PAGE EXCERPT:

>> begin

Sunday Morning Book Thread 02-03-2019

Library of mrparx.jpg
(Library of Lurker 'mrparx' (with doggeh))


Good morning to all you 'rons, 'ettes, lurkers, and lurkettes, wine moms, frat bros, and everybody who's holding your beer. Welcome once again to the stately, prestigious, internationally acclaimed and high-class Sunday Morning Book Thread, a weekly compendium of reviews, observations, and a continuing conversation on books, reading, and publishing by escaped oafs who follow words with their fingers and whose lips move as they read. Unlike other AoSHQ comment threads, the Sunday Morning Book Thread is so hoity-toity, pants are required. Even if it's these pants, which could have only been designed by someone with an unbalanced mind.

(h/t mindful webworker)

>> end

SUPPLIED MATERIAL:
>> begin

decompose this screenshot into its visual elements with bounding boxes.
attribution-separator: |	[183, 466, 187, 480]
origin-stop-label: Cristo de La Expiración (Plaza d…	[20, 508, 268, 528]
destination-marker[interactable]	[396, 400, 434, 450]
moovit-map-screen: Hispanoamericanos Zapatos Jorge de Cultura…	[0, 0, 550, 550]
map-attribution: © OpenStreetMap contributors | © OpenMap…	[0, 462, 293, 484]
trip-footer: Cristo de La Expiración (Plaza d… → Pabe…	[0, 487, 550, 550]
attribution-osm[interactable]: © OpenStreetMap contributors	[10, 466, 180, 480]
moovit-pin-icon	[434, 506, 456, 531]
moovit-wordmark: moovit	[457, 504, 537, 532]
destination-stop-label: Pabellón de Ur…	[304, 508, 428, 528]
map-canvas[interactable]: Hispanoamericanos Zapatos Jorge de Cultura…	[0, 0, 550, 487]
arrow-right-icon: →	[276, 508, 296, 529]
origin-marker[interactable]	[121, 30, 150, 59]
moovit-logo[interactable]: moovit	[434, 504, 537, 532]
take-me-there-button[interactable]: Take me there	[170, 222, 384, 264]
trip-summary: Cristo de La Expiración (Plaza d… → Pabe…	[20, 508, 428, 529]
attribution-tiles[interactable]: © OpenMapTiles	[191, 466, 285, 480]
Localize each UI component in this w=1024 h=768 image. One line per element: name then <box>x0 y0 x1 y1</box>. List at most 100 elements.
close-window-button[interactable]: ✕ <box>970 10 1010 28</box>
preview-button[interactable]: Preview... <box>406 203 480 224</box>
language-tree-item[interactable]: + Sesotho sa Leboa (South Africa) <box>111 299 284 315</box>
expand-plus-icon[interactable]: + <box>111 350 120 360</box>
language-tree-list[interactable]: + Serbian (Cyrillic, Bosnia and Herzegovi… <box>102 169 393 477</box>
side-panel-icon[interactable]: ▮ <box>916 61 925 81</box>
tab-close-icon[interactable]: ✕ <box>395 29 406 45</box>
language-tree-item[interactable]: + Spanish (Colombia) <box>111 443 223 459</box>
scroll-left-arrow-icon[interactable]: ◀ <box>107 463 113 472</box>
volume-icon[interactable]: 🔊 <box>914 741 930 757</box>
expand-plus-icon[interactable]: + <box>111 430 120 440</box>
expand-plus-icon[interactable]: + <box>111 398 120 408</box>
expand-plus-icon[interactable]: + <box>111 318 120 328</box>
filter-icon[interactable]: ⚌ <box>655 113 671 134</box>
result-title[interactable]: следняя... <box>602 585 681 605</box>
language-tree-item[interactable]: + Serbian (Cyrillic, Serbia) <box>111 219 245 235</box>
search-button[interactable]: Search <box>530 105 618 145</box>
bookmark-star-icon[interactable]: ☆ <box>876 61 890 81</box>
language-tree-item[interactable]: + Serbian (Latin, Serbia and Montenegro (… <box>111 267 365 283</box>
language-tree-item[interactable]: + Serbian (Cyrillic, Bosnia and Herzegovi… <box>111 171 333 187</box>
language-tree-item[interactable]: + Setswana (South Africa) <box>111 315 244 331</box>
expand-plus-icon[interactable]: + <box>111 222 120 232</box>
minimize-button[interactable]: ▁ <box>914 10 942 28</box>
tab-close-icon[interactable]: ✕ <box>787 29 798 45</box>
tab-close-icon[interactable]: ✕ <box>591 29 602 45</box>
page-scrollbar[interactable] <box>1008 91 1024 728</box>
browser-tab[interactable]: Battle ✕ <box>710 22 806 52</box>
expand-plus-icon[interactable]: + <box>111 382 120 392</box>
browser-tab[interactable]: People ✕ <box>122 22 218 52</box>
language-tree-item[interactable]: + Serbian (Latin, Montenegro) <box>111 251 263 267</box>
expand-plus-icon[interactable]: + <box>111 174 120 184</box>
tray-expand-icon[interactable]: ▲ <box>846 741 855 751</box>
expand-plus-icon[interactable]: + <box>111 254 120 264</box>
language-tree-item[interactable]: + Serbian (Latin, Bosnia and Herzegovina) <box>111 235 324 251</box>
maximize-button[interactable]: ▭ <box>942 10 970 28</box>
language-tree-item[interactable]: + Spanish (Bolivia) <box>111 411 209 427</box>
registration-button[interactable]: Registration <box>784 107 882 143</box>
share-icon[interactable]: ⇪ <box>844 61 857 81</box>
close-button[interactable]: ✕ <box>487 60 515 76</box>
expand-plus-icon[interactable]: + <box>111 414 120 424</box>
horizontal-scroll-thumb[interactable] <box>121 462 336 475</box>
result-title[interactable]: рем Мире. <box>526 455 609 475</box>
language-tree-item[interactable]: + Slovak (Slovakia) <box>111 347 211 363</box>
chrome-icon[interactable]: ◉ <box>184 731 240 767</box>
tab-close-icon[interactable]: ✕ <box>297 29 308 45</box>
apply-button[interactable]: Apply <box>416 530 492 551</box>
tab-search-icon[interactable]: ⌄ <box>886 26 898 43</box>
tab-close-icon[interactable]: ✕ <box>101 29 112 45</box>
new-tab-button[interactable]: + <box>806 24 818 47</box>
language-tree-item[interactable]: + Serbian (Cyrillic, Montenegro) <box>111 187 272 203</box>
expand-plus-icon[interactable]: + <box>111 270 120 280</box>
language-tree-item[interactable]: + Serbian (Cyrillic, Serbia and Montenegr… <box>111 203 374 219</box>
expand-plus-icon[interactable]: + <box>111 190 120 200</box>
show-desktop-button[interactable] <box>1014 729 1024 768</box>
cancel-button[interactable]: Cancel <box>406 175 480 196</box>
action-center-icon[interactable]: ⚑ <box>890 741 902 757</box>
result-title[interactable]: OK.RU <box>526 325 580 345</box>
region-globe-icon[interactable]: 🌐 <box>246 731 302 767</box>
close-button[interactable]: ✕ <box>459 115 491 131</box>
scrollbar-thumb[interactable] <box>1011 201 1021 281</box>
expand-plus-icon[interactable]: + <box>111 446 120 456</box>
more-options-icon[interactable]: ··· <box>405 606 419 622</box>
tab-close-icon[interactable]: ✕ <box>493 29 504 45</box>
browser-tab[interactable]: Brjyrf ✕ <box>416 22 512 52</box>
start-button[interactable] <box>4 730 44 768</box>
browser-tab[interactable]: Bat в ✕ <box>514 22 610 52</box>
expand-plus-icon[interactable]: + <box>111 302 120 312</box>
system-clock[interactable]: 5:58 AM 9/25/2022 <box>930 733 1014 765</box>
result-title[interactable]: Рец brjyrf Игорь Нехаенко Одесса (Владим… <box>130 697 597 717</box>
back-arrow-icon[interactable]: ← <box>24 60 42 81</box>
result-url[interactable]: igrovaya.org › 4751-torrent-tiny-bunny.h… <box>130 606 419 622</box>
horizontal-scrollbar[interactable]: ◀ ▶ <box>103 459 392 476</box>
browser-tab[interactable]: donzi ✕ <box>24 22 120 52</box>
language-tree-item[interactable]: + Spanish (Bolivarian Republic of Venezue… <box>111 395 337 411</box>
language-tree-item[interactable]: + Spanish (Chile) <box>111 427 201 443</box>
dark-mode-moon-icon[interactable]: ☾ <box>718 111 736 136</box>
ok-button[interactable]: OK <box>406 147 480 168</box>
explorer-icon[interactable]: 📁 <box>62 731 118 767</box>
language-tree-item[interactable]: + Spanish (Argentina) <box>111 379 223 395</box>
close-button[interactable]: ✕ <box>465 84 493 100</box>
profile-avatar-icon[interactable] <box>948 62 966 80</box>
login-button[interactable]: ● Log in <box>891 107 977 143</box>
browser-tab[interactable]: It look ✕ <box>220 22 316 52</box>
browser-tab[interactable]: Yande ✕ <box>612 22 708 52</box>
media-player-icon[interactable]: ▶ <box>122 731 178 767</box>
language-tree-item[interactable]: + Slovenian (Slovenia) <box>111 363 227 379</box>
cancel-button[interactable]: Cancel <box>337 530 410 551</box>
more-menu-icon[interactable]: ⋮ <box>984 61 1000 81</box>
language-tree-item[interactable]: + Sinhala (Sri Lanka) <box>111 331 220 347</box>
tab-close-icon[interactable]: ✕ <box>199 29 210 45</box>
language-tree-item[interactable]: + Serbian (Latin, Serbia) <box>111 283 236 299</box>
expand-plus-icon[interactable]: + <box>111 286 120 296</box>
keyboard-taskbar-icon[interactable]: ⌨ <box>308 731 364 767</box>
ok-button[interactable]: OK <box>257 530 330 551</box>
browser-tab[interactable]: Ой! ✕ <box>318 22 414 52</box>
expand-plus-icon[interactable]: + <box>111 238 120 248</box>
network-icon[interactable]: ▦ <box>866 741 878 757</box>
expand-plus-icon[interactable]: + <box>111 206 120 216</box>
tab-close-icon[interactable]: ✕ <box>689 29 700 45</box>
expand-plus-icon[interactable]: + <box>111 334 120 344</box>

>> end

THE PROBLEM: Carry the Sunday Morning Book Thread introduction forward from its final line.

OUTPUT:
It Pays To Increase Your Word Power®

MURG is a Scots dialect word for a heavy fall of snow. As a verb, it can be used to mean ‘to labour perseveringly through a pile of unpleasant work’.

Usage: I murged through the murg to get to the murg waiting for me at my murg job at work.


tolstoy and grandchildren c. 1909.jpg
Tolstoy Telling Stories To His Grandchildren, c. 1909



When Twitter Mobs Attack:



Moron Recommendations

Just finished King's Champion by Peter Grant - an excellent swords and sorcery epic revolving around themes of duty and honor.

Posted by: Hans G. Schantz at January 27, 2019 09:09 AM (1pQvR)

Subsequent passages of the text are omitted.